→ DOCUMENT PASSAGE
»»

It’s no secret that the Chicago Blackhawks stumbled a little in games Two and Three of this second round series against the Detroit Red Wings, but there is no need to panic. The Blackhawks have yet to lose three consecutive contests this season, and some, including the Hawks’ very own players, believe that Monday’s Game Three outing was their best of the post season. Here’s what the Hawks have to do in Game Four to turn the tide in this series.
May 20, 2013; Detroit, MI, USA; Chicago Blackhawks right wingPatrick Kane
(88) reacts after game three of the second round of the 2013 Stanley Cup Playoffs against the Detroit Red Wings at Joe Louis Arena. Detroit won 3-1. Mandatory Credit: Rick Osentoski-USA TODAY Sports
Despite the final tally, there were a few positives that the Blackhawks and their fans could take from the game. The Blackhawks’ shot totals finished in the forties, and for the majority of the game, they controlled the flow thanks to their stellar penalty kill, and frequent minor penalties by the Red Wings. With Game Two behind them, the Blackhawks certainly took a step in the right direction on Monday, but a few bad bounces kept the win away from them. However, there are a few areas that need to be addressed in order to turn the tide in the series.

««

→ DATASET CONTENT
»»

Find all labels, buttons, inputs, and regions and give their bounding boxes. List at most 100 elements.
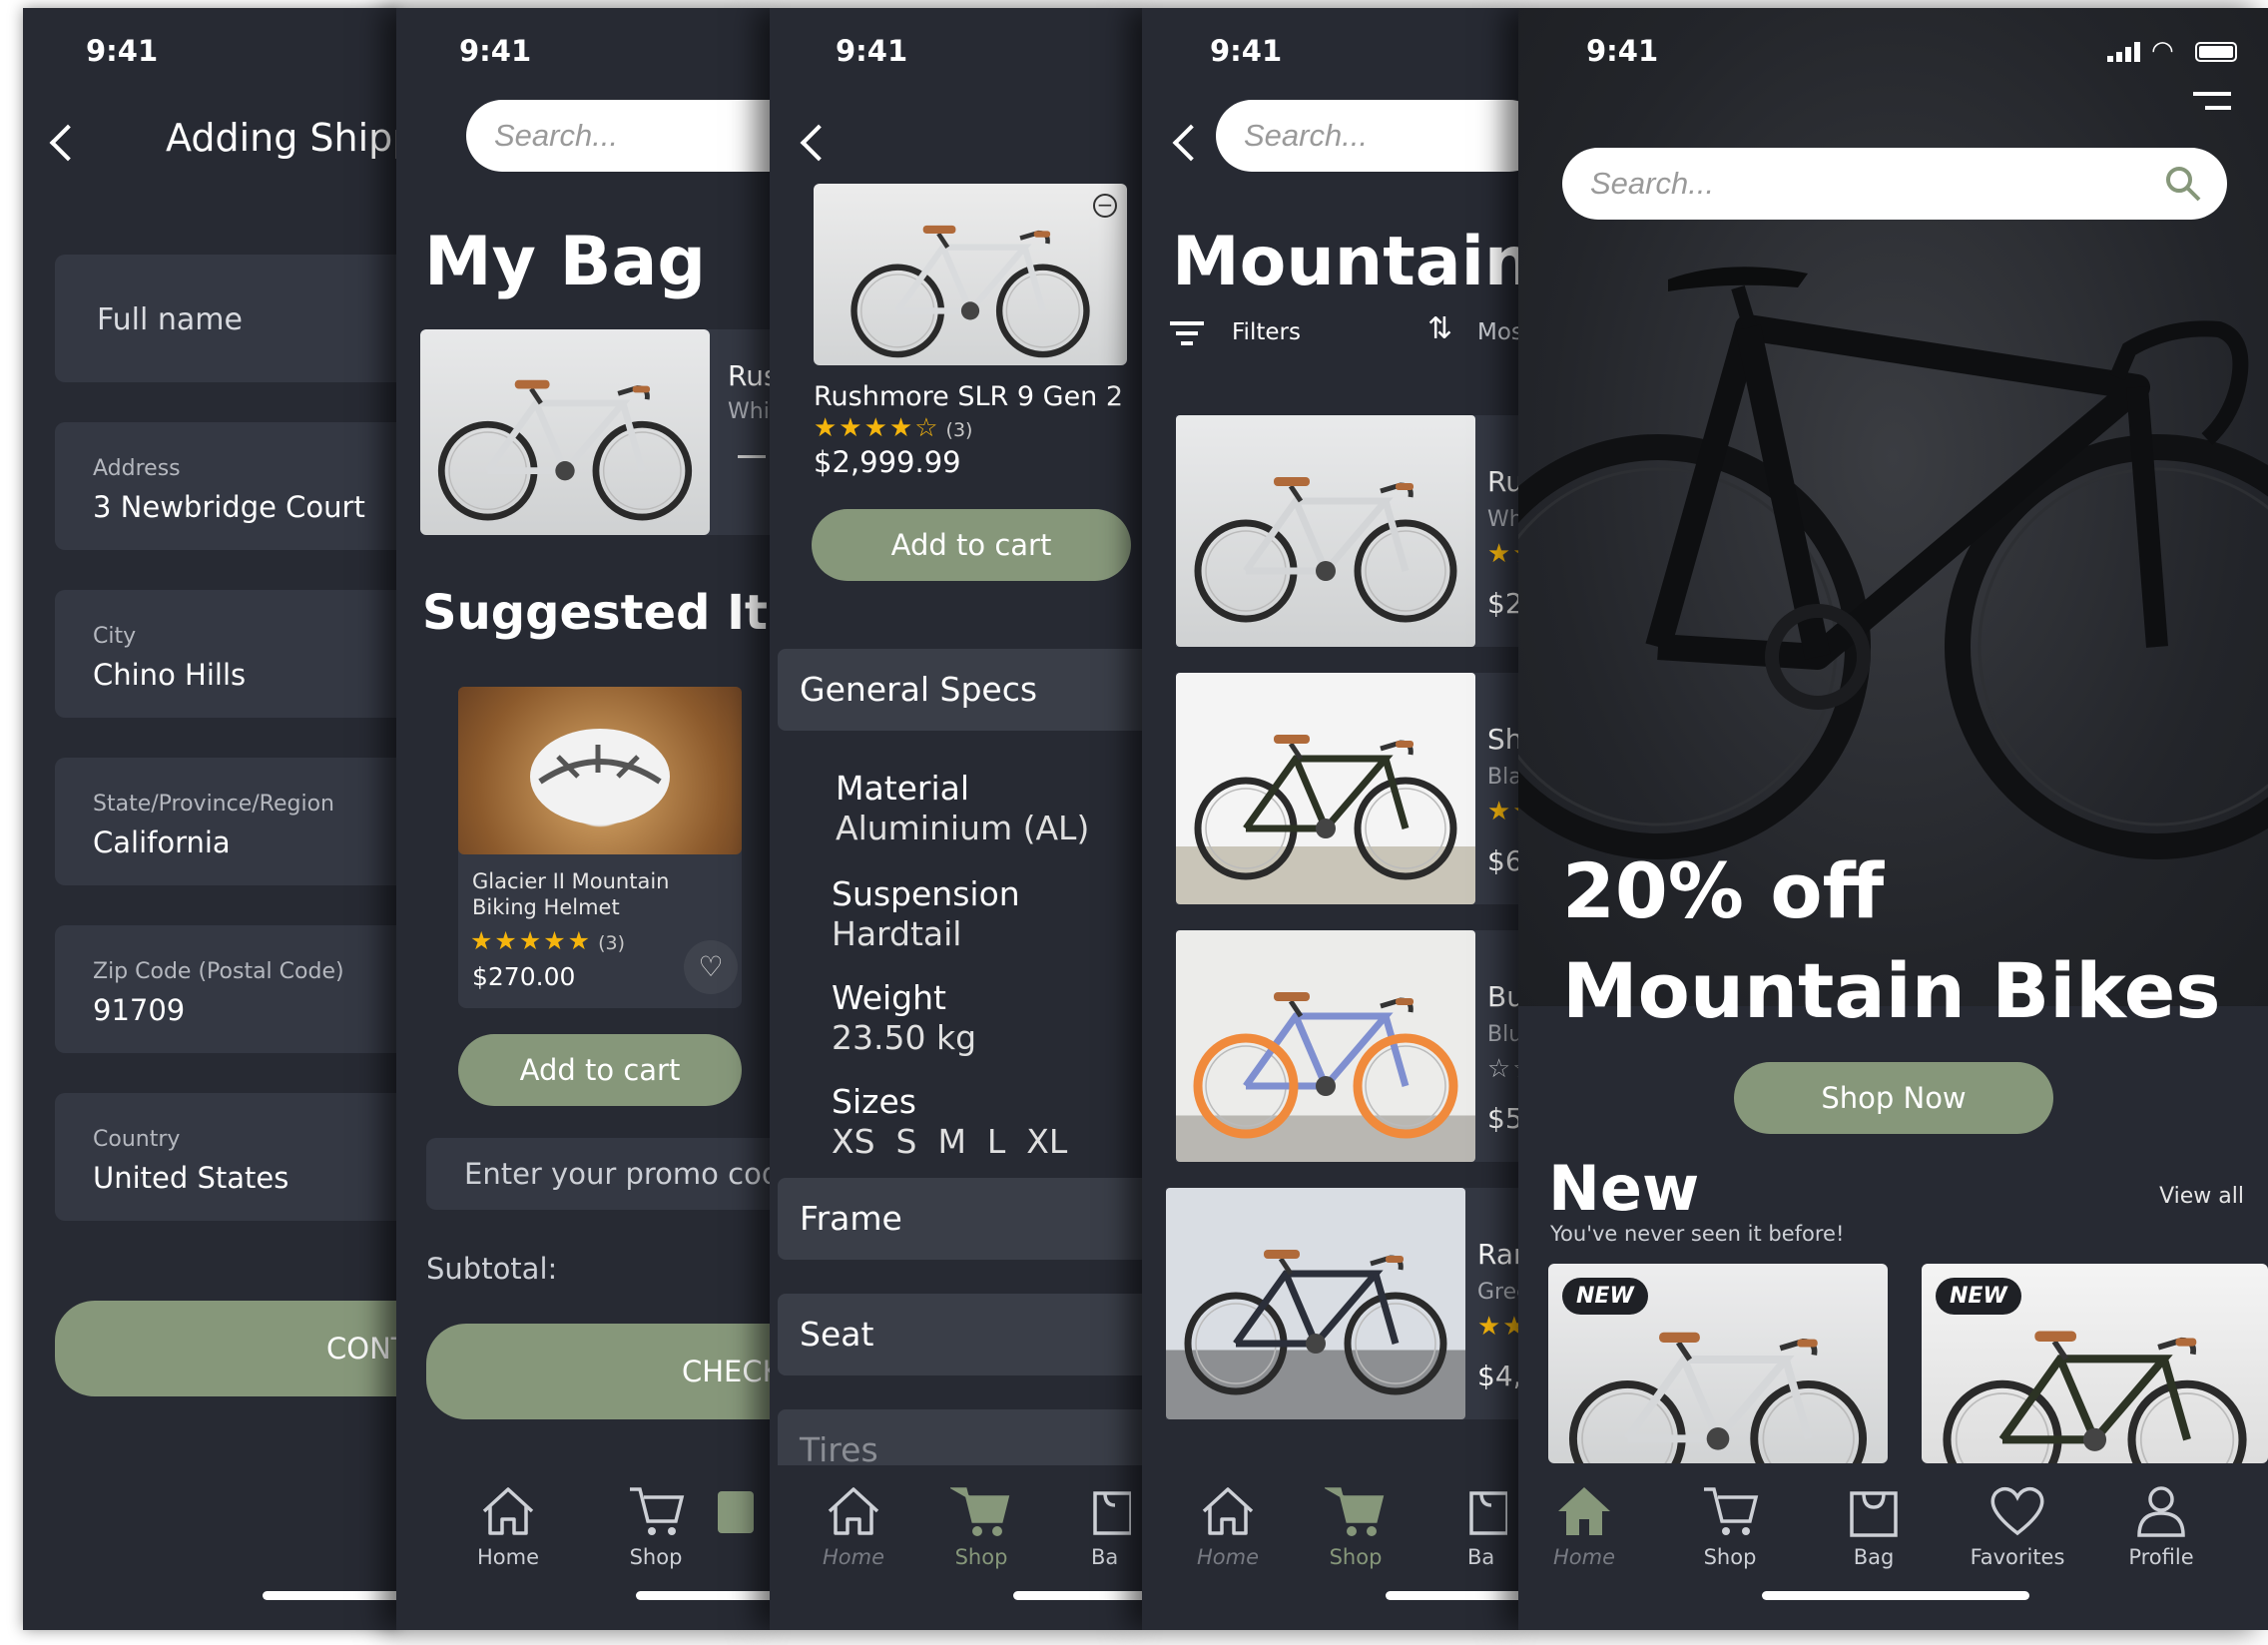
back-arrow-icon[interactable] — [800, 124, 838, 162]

««

In the Blackhawks article, what does the writer say the team has not yet done this season?

→ ANSWER FOR THE TASK
They have not yet lost three consecutive games this season.